Given records:
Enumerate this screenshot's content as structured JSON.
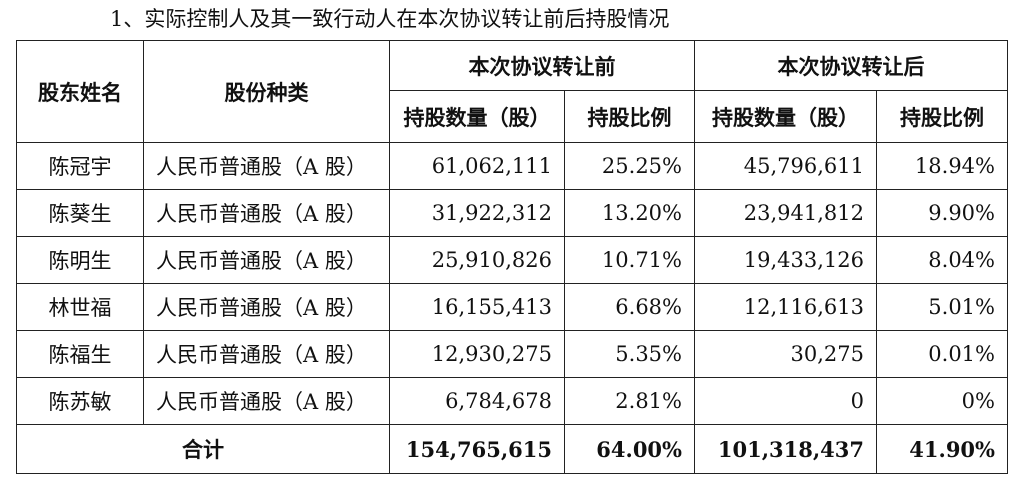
{
  "heading": "1、实际控制人及其一致行动人在本次协议转让前后持股情况",
  "table": {
    "header": {
      "shareholder_name": "股东姓名",
      "share_type": "股份种类",
      "before_group": "本次协议转让前",
      "after_group": "本次协议转让后",
      "before_shares": "持股数量（股）",
      "before_ratio": "持股比例",
      "after_shares": "持股数量（股）",
      "after_ratio": "持股比例"
    },
    "rows": [
      {
        "name": "陈冠宇",
        "type": "人民币普通股（A 股）",
        "before_shares": "61,062,111",
        "before_ratio": "25.25%",
        "after_shares": "45,796,611",
        "after_ratio": "18.94%"
      },
      {
        "name": "陈葵生",
        "type": "人民币普通股（A 股）",
        "before_shares": "31,922,312",
        "before_ratio": "13.20%",
        "after_shares": "23,941,812",
        "after_ratio": "9.90%"
      },
      {
        "name": "陈明生",
        "type": "人民币普通股（A 股）",
        "before_shares": "25,910,826",
        "before_ratio": "10.71%",
        "after_shares": "19,433,126",
        "after_ratio": "8.04%"
      },
      {
        "name": "林世福",
        "type": "人民币普通股（A 股）",
        "before_shares": "16,155,413",
        "before_ratio": "6.68%",
        "after_shares": "12,116,613",
        "after_ratio": "5.01%"
      },
      {
        "name": "陈福生",
        "type": "人民币普通股（A 股）",
        "before_shares": "12,930,275",
        "before_ratio": "5.35%",
        "after_shares": "30,275",
        "after_ratio": "0.01%"
      },
      {
        "name": "陈苏敏",
        "type": "人民币普通股（A 股）",
        "before_shares": "6,784,678",
        "before_ratio": "2.81%",
        "after_shares": "0",
        "after_ratio": "0%"
      }
    ],
    "total": {
      "label": "合计",
      "before_shares": "154,765,615",
      "before_ratio": "64.00%",
      "after_shares": "101,318,437",
      "after_ratio": "41.90%"
    }
  }
}
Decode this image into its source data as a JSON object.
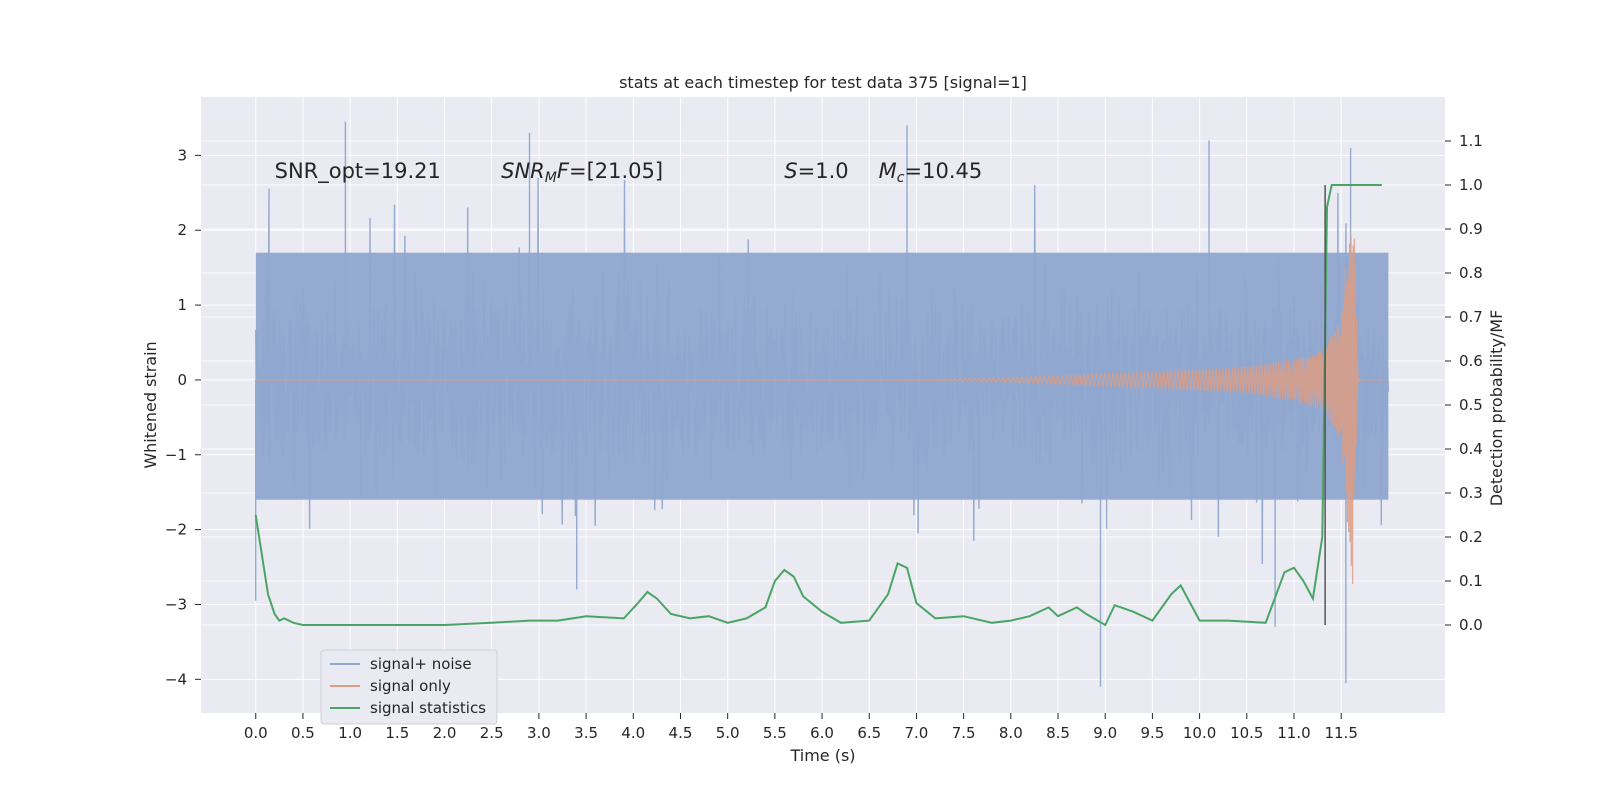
{
  "chart_data": {
    "type": "line",
    "title": "stats at each timestep for test data 375 [signal=1]",
    "xlabel": "Time (s)",
    "ylabel": "Whitened strain",
    "y2label": "Detection probability/MF",
    "xlim": [
      -0.58,
      12.6
    ],
    "ylim": [
      -4.45,
      3.78
    ],
    "y2lim": [
      -0.2,
      1.2
    ],
    "xticks": [
      "0.0",
      "0.5",
      "1.0",
      "1.5",
      "2.0",
      "2.5",
      "3.0",
      "3.5",
      "4.0",
      "4.5",
      "5.0",
      "5.5",
      "6.0",
      "6.5",
      "7.0",
      "7.5",
      "8.0",
      "8.5",
      "9.0",
      "9.5",
      "10.0",
      "10.5",
      "11.0",
      "11.5"
    ],
    "yticks": [
      "−4",
      "−3",
      "−2",
      "−1",
      "0",
      "1",
      "2",
      "3"
    ],
    "y2ticks": [
      "0.0",
      "0.1",
      "0.2",
      "0.3",
      "0.4",
      "0.5",
      "0.6",
      "0.7",
      "0.8",
      "0.9",
      "1.0",
      "1.1"
    ],
    "grid": true,
    "legend_position": "lower-left",
    "annotations": [
      {
        "text": "SNR_opt=19.21",
        "x": 0.2,
        "y": 2.7
      },
      {
        "text": "SNR_MF=[21.05]",
        "x": 2.6,
        "y": 2.7
      },
      {
        "text": "S=1.0",
        "x": 5.6,
        "y": 2.7
      },
      {
        "text": "M_c=10.45",
        "x": 6.6,
        "y": 2.7
      }
    ],
    "vline_x": 11.33,
    "series": [
      {
        "name": "signal+ noise",
        "color": "#8fa6cf",
        "axis": "left",
        "x_range": [
          0.0,
          12.0
        ],
        "envelope_upper": 1.7,
        "envelope_lower": -1.6,
        "spikes": [
          [
            0.95,
            3.45
          ],
          [
            2.9,
            3.3
          ],
          [
            6.9,
            3.4
          ],
          [
            10.1,
            3.2
          ],
          [
            11.6,
            3.1
          ],
          [
            8.95,
            -4.1
          ],
          [
            11.55,
            -4.05
          ],
          [
            10.8,
            -3.3
          ],
          [
            3.4,
            -2.8
          ],
          [
            0.0,
            -2.95
          ]
        ]
      },
      {
        "name": "signal only",
        "color": "#dd9d84",
        "axis": "left",
        "amplitude_t": [
          0.0,
          7.0,
          8.0,
          9.0,
          10.0,
          10.5,
          11.0,
          11.3,
          11.5,
          11.62,
          11.68,
          12.0
        ],
        "amplitude_a": [
          0.0,
          0.005,
          0.03,
          0.08,
          0.14,
          0.18,
          0.28,
          0.4,
          0.8,
          2.8,
          0.05,
          0.0
        ]
      },
      {
        "name": "signal statistics",
        "color": "#4aa564",
        "axis": "right",
        "x": [
          0.0,
          0.13,
          0.2,
          0.25,
          0.3,
          0.4,
          0.5,
          0.6,
          0.8,
          1.0,
          1.5,
          2.0,
          2.5,
          2.9,
          3.2,
          3.5,
          3.9,
          4.05,
          4.15,
          4.25,
          4.4,
          4.6,
          4.8,
          5.0,
          5.2,
          5.4,
          5.5,
          5.6,
          5.7,
          5.8,
          6.0,
          6.2,
          6.5,
          6.7,
          6.8,
          6.9,
          7.0,
          7.2,
          7.5,
          7.8,
          8.0,
          8.2,
          8.4,
          8.5,
          8.7,
          8.8,
          9.0,
          9.1,
          9.3,
          9.5,
          9.7,
          9.8,
          10.0,
          10.3,
          10.7,
          10.9,
          11.0,
          11.1,
          11.2,
          11.3,
          11.35,
          11.4,
          11.45,
          11.5,
          11.93
        ],
        "y": [
          0.25,
          0.07,
          0.025,
          0.01,
          0.015,
          0.005,
          0.0,
          0.0,
          0.0,
          0.0,
          0.0,
          0.0,
          0.005,
          0.01,
          0.01,
          0.02,
          0.015,
          0.05,
          0.075,
          0.06,
          0.025,
          0.015,
          0.02,
          0.005,
          0.015,
          0.04,
          0.1,
          0.125,
          0.11,
          0.065,
          0.03,
          0.005,
          0.01,
          0.07,
          0.14,
          0.13,
          0.05,
          0.015,
          0.02,
          0.005,
          0.01,
          0.02,
          0.04,
          0.02,
          0.04,
          0.025,
          0.0,
          0.045,
          0.03,
          0.01,
          0.07,
          0.09,
          0.01,
          0.01,
          0.005,
          0.12,
          0.13,
          0.1,
          0.06,
          0.2,
          0.95,
          1.0,
          1.0,
          1.0,
          1.0
        ]
      }
    ]
  }
}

Challenge: Where a line of the material above holds the string "this", copy that line.

The reply:
Enumerate this screenshot's content as structured JSON.
Decode this image into its source data as a JSON object.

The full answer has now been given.